Write out the listing below in full and exactly, leaving out every picture.

═════ Exercise material

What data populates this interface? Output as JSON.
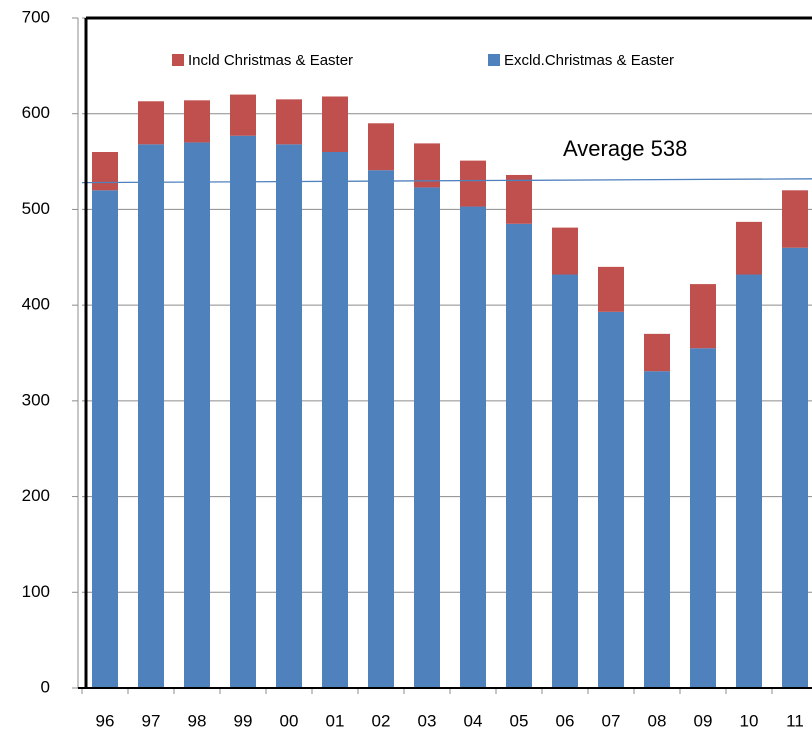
{
  "chart_data": {
    "type": "stacked_bar",
    "categories": [
      "96",
      "97",
      "98",
      "99",
      "00",
      "01",
      "02",
      "03",
      "04",
      "05",
      "06",
      "07",
      "08",
      "09",
      "10",
      "11"
    ],
    "series": [
      {
        "name": "Excld.Christmas & Easter",
        "color": "#4f81bd",
        "values": [
          520,
          568,
          570,
          577,
          568,
          560,
          541,
          523,
          503,
          485,
          432,
          393,
          331,
          355,
          432,
          460
        ]
      },
      {
        "name": "Incld Christmas & Easter",
        "color": "#c0504d",
        "values": [
          40,
          45,
          44,
          43,
          47,
          58,
          49,
          46,
          48,
          51,
          49,
          47,
          39,
          67,
          55,
          60
        ]
      }
    ],
    "ylim": [
      0,
      700
    ],
    "yticks": [
      0,
      100,
      200,
      300,
      400,
      500,
      600,
      700
    ],
    "grid": true,
    "average_line": {
      "label": "Average 538",
      "values": [
        528,
        532
      ],
      "color": "#4f81bd"
    }
  }
}
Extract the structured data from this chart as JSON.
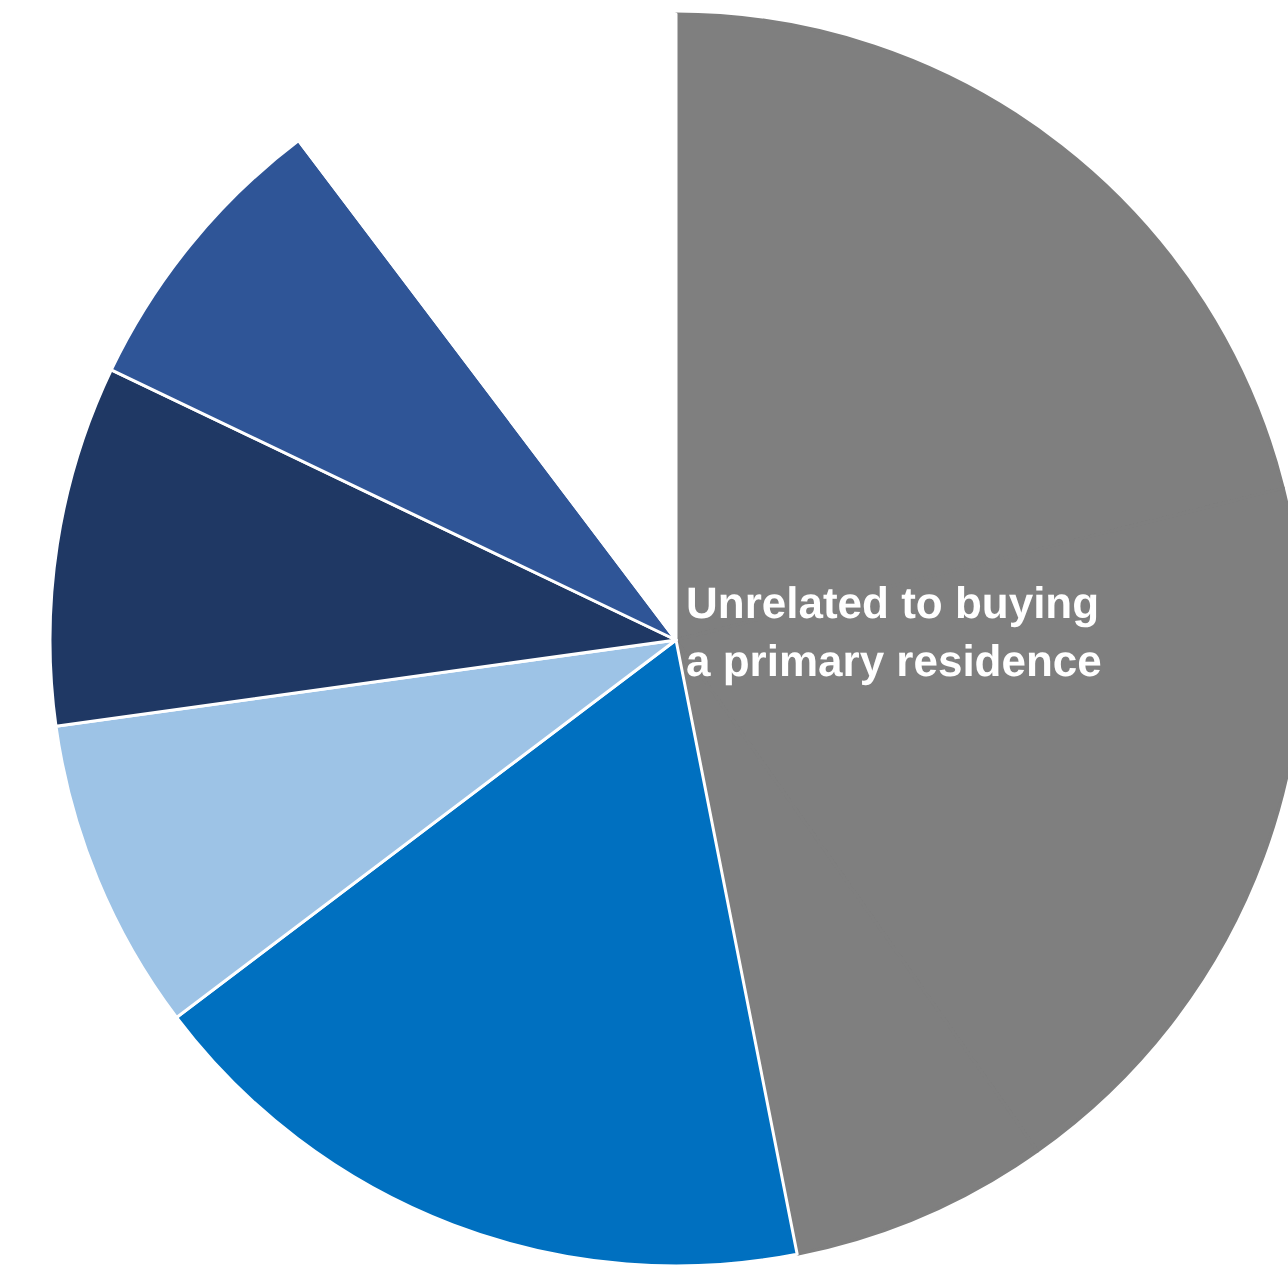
{
  "chart_data": {
    "type": "pie",
    "categories": [
      null,
      null,
      null,
      null,
      null,
      null,
      null,
      null
    ],
    "values": [
      21.1,
      19.1,
      6.7,
      17.8,
      8.1,
      9.3,
      7.6,
      10.3
    ],
    "colors": [
      "#7f7f7f",
      "#7f7f7f",
      "#7f7f7f",
      "#0070c0",
      "#9dc3e6",
      "#1f3864",
      "#2f5597",
      "#ffffff"
    ],
    "annotations": [
      "Unrelated to buying a primary residence"
    ]
  }
}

══════════

Output of the task:
What data populates this interface? Output as JSON.
{
  "chart_data": {
    "type": "stacked_bar",
    "categories": [
      "96",
      "97",
      "98",
      "99",
      "00",
      "01",
      "02",
      "03",
      "04",
      "05",
      "06",
      "07",
      "08",
      "09",
      "10",
      "11"
    ],
    "series": [
      {
        "name": "Excld.Christmas & Easter",
        "color": "#4f81bd",
        "values": [
          520,
          568,
          570,
          577,
          568,
          560,
          541,
          523,
          503,
          485,
          432,
          393,
          331,
          355,
          432,
          460
        ]
      },
      {
        "name": "Incld Christmas & Easter",
        "color": "#c0504d",
        "values": [
          40,
          45,
          44,
          43,
          47,
          58,
          49,
          46,
          48,
          51,
          49,
          47,
          39,
          67,
          55,
          60
        ]
      }
    ],
    "ylim": [
      0,
      700
    ],
    "yticks": [
      0,
      100,
      200,
      300,
      400,
      500,
      600,
      700
    ],
    "grid": true,
    "average_line": {
      "label": "Average 538",
      "values": [
        528,
        532
      ],
      "color": "#4f81bd"
    }
  }
}
Extract the structured data from this chart as JSON.
{
  "chart_data": {
    "type": "pie",
    "categories": [
      null,
      null,
      null,
      null,
      null,
      null,
      null,
      null
    ],
    "values": [
      21.1,
      19.1,
      6.7,
      17.8,
      8.1,
      9.3,
      7.6,
      10.3
    ],
    "colors": [
      "#7f7f7f",
      "#7f7f7f",
      "#7f7f7f",
      "#0070c0",
      "#9dc3e6",
      "#1f3864",
      "#2f5597",
      "#ffffff"
    ],
    "annotations": [
      "Unrelated to buying a primary residence"
    ]
  }
}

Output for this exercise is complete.